## Data extract
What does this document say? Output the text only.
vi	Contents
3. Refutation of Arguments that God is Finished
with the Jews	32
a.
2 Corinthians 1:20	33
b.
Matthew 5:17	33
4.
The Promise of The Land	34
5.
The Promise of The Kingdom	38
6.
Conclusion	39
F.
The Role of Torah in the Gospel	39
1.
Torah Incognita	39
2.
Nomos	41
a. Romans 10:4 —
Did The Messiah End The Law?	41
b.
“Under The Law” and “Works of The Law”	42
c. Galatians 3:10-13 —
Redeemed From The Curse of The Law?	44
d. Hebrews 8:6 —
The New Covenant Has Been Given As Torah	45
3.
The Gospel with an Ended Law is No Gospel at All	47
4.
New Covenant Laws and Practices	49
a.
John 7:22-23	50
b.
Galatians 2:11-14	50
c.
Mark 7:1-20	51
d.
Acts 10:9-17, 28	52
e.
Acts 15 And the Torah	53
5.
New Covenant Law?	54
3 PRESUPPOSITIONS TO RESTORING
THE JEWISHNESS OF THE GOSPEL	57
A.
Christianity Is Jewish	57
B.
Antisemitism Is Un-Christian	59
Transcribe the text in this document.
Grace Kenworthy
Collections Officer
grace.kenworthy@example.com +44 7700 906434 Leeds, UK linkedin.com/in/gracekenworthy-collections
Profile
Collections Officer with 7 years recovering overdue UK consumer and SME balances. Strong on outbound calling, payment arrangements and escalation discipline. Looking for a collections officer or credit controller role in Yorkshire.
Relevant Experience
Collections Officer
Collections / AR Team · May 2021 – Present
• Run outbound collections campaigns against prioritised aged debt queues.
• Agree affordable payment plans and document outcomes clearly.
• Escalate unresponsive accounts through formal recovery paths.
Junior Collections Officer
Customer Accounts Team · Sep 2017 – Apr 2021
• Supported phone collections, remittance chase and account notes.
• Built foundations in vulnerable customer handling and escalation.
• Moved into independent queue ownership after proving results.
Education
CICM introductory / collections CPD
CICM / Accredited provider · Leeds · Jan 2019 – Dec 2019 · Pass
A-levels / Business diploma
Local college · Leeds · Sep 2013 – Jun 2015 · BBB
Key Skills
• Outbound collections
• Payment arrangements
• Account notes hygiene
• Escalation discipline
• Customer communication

## Exercise aim
Transcribe the material above word for word.

## Exercise output
What does this document say? Output the text only.
vi	Contents
3. Refutation of Arguments that God is Finished
with the Jews	32
a.
2 Corinthians 1:20	33
b.
Matthew 5:17	33
4.
The Promise of The Land	34
5.
The Promise of The Kingdom	38
6.
Conclusion	39
F.
The Role of Torah in the Gospel	39
1.
Torah Incognita	39
2.
Nomos	41
a. Romans 10:4 —
Did The Messiah End The Law?	41
b.
“Under The Law” and “Works of The Law”	42
c. Galatians 3:10-13 —
Redeemed From The Curse of The Law?	44
d. Hebrews 8:6 —
The New Covenant Has Been Given As Torah	45
3.
The Gospel with an Ended Law is No Gospel at All	47
4.
New Covenant Laws and Practices	49
a.
John 7:22-23	50
b.
Galatians 2:11-14	50
c.
Mark 7:1-20	51
d.
Acts 10:9-17, 28	52
e.
Acts 15 And the Torah	53
5.
New Covenant Law?	54
3 PRESUPPOSITIONS TO RESTORING
THE JEWISHNESS OF THE GOSPEL	57
A.
Christianity Is Jewish	57
B.
Antisemitism Is Un-Christian	59
Transcribe the text in this document.
Grace Kenworthy
Collections Officer
grace.kenworthy@example.com +44 7700 906434 Leeds, UK linkedin.com/in/gracekenworthy-collections
Profile
Collections Officer with 7 years recovering overdue UK consumer and SME balances. Strong on outbound calling, payment arrangements and escalation discipline. Looking for a collections officer or credit controller role in Yorkshire.
Relevant Experience
Collections Officer
Collections / AR Team · May 2021 – Present
• Run outbound collections campaigns against prioritised aged debt queues.
• Agree affordable payment plans and document outcomes clearly.
• Escalate unresponsive accounts through formal recovery paths.
Junior Collections Officer
Customer Accounts Team · Sep 2017 – Apr 2021
• Supported phone collections, remittance chase and account notes.
• Built foundations in vulnerable customer handling and escalation.
• Moved into independent queue ownership after proving results.
Education
CICM introductory / collections CPD
CICM / Accredited provider · Leeds · Jan 2019 – Dec 2019 · Pass
A-levels / Business diploma
Local college · Leeds · Sep 2013 – Jun 2015 · BBB
Key Skills
• Outbound collections
• Payment arrangements
• Account notes hygiene
• Escalation discipline
• Customer communication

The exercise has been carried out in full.